- The problem: Retype each entry below exactly as it stands.

- Entries taken from a collection:
§ §

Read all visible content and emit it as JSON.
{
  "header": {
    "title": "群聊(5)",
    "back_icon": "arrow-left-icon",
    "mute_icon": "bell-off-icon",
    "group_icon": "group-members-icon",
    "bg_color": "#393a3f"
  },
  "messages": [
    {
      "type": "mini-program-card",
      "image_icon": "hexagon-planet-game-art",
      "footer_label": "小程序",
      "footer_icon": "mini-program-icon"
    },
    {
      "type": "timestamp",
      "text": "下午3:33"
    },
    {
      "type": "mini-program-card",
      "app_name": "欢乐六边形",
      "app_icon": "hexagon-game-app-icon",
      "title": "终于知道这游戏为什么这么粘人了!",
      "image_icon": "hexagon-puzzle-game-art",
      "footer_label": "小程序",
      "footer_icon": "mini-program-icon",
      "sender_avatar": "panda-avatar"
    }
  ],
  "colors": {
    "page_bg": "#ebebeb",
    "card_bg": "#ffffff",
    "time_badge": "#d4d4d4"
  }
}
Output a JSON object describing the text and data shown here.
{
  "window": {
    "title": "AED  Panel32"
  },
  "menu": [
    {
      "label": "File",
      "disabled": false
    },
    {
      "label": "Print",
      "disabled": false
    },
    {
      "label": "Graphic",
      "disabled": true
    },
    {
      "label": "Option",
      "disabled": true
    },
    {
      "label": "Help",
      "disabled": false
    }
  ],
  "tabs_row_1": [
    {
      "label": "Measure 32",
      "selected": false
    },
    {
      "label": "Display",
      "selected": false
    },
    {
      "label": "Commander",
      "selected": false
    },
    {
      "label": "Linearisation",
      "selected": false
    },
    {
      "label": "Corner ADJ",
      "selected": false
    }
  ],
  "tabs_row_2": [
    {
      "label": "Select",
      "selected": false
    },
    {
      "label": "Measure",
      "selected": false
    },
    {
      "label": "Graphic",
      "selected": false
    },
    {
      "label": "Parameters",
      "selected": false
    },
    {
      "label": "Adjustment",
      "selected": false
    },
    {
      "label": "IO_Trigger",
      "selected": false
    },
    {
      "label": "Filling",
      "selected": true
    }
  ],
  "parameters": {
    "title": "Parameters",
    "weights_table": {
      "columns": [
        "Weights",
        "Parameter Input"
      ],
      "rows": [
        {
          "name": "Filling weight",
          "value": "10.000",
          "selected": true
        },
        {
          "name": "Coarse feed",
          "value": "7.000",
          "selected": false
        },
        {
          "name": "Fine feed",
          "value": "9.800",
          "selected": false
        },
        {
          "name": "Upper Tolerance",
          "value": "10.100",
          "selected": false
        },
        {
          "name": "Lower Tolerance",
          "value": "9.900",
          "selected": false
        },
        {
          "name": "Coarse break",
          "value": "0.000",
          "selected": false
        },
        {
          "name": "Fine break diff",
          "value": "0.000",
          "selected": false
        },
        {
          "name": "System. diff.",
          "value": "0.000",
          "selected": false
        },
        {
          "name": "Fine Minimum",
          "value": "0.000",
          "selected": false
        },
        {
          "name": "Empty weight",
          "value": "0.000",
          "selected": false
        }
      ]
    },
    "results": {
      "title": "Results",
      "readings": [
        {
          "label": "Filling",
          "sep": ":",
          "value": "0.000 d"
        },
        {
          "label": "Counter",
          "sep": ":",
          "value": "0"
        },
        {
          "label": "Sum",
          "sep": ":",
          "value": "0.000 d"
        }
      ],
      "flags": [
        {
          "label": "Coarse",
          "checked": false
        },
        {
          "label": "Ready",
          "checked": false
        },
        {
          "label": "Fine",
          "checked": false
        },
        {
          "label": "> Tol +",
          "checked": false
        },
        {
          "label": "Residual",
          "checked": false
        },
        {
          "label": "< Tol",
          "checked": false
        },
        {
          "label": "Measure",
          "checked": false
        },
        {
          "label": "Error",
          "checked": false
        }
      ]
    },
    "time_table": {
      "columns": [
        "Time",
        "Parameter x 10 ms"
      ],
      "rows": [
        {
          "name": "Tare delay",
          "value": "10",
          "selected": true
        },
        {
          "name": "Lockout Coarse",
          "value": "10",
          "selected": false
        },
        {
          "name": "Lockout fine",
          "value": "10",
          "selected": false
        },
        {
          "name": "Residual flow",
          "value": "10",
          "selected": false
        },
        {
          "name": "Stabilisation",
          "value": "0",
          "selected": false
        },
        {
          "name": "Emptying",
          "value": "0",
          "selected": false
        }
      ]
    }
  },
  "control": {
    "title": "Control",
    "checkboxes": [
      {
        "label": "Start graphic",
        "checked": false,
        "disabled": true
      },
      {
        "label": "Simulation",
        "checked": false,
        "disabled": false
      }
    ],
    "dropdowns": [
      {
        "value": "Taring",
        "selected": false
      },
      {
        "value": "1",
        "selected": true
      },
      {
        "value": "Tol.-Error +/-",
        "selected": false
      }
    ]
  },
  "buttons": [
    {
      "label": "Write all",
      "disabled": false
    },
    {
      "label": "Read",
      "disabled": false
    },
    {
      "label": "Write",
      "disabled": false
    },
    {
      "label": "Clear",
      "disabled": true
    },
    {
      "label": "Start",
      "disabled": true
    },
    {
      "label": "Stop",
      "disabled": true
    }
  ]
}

§ §

- Reply:
Read all visible content and emit it as JSON.
{
  "header": {
    "title": "群聊(5)",
    "back_icon": "arrow-left-icon",
    "mute_icon": "bell-off-icon",
    "group_icon": "group-members-icon",
    "bg_color": "#393a3f"
  },
  "messages": [
    {
      "type": "mini-program-card",
      "image_icon": "hexagon-planet-game-art",
      "footer_label": "小程序",
      "footer_icon": "mini-program-icon"
    },
    {
      "type": "timestamp",
      "text": "下午3:33"
    },
    {
      "type": "mini-program-card",
      "app_name": "欢乐六边形",
      "app_icon": "hexagon-game-app-icon",
      "title": "终于知道这游戏为什么这么粘人了!",
      "image_icon": "hexagon-puzzle-game-art",
      "footer_label": "小程序",
      "footer_icon": "mini-program-icon",
      "sender_avatar": "panda-avatar"
    }
  ],
  "colors": {
    "page_bg": "#ebebeb",
    "card_bg": "#ffffff",
    "time_badge": "#d4d4d4"
  }
}
Output a JSON object describing the text and data shown here.
{
  "window": {
    "title": "AED  Panel32"
  },
  "menu": [
    {
      "label": "File",
      "disabled": false
    },
    {
      "label": "Print",
      "disabled": false
    },
    {
      "label": "Graphic",
      "disabled": true
    },
    {
      "label": "Option",
      "disabled": true
    },
    {
      "label": "Help",
      "disabled": false
    }
  ],
  "tabs_row_1": [
    {
      "label": "Measure 32",
      "selected": false
    },
    {
      "label": "Display",
      "selected": false
    },
    {
      "label": "Commander",
      "selected": false
    },
    {
      "label": "Linearisation",
      "selected": false
    },
    {
      "label": "Corner ADJ",
      "selected": false
    }
  ],
  "tabs_row_2": [
    {
      "label": "Select",
      "selected": false
    },
    {
      "label": "Measure",
      "selected": false
    },
    {
      "label": "Graphic",
      "selected": false
    },
    {
      "label": "Parameters",
      "selected": false
    },
    {
      "label": "Adjustment",
      "selected": false
    },
    {
      "label": "IO_Trigger",
      "selected": false
    },
    {
      "label": "Filling",
      "selected": true
    }
  ],
  "parameters": {
    "title": "Parameters",
    "weights_table": {
      "columns": [
        "Weights",
        "Parameter Input"
      ],
      "rows": [
        {
          "name": "Filling weight",
          "value": "10.000",
          "selected": true
        },
        {
          "name": "Coarse feed",
          "value": "7.000",
          "selected": false
        },
        {
          "name": "Fine feed",
          "value": "9.800",
          "selected": false
        },
        {
          "name": "Upper Tolerance",
          "value": "10.100",
          "selected": false
        },
        {
          "name": "Lower Tolerance",
          "value": "9.900",
          "selected": false
        },
        {
          "name": "Coarse break",
          "value": "0.000",
          "selected": false
        },
        {
          "name": "Fine break diff",
          "value": "0.000",
          "selected": false
        },
        {
          "name": "System. diff.",
          "value": "0.000",
          "selected": false
        },
        {
          "name": "Fine Minimum",
          "value": "0.000",
          "selected": false
        },
        {
          "name": "Empty weight",
          "value": "0.000",
          "selected": false
        }
      ]
    },
    "results": {
      "title": "Results",
      "readings": [
        {
          "label": "Filling",
          "sep": ":",
          "value": "0.000 d"
        },
        {
          "label": "Counter",
          "sep": ":",
          "value": "0"
        },
        {
          "label": "Sum",
          "sep": ":",
          "value": "0.000 d"
        }
      ],
      "flags": [
        {
          "label": "Coarse",
          "checked": false
        },
        {
          "label": "Ready",
          "checked": false
        },
        {
          "label": "Fine",
          "checked": false
        },
        {
          "label": "> Tol +",
          "checked": false
        },
        {
          "label": "Residual",
          "checked": false
        },
        {
          "label": "< Tol",
          "checked": false
        },
        {
          "label": "Measure",
          "checked": false
        },
        {
          "label": "Error",
          "checked": false
        }
      ]
    },
    "time_table": {
      "columns": [
        "Time",
        "Parameter x 10 ms"
      ],
      "rows": [
        {
          "name": "Tare delay",
          "value": "10",
          "selected": true
        },
        {
          "name": "Lockout Coarse",
          "value": "10",
          "selected": false
        },
        {
          "name": "Lockout fine",
          "value": "10",
          "selected": false
        },
        {
          "name": "Residual flow",
          "value": "10",
          "selected": false
        },
        {
          "name": "Stabilisation",
          "value": "0",
          "selected": false
        },
        {
          "name": "Emptying",
          "value": "0",
          "selected": false
        }
      ]
    }
  },
  "control": {
    "title": "Control",
    "checkboxes": [
      {
        "label": "Start graphic",
        "checked": false,
        "disabled": true
      },
      {
        "label": "Simulation",
        "checked": false,
        "disabled": false
      }
    ],
    "dropdowns": [
      {
        "value": "Taring",
        "selected": false
      },
      {
        "value": "1",
        "selected": true
      },
      {
        "value": "Tol.-Error +/-",
        "selected": false
      }
    ]
  },
  "buttons": [
    {
      "label": "Write all",
      "disabled": false
    },
    {
      "label": "Read",
      "disabled": false
    },
    {
      "label": "Write",
      "disabled": false
    },
    {
      "label": "Clear",
      "disabled": true
    },
    {
      "label": "Start",
      "disabled": true
    },
    {
      "label": "Stop",
      "disabled": true
    }
  ]
}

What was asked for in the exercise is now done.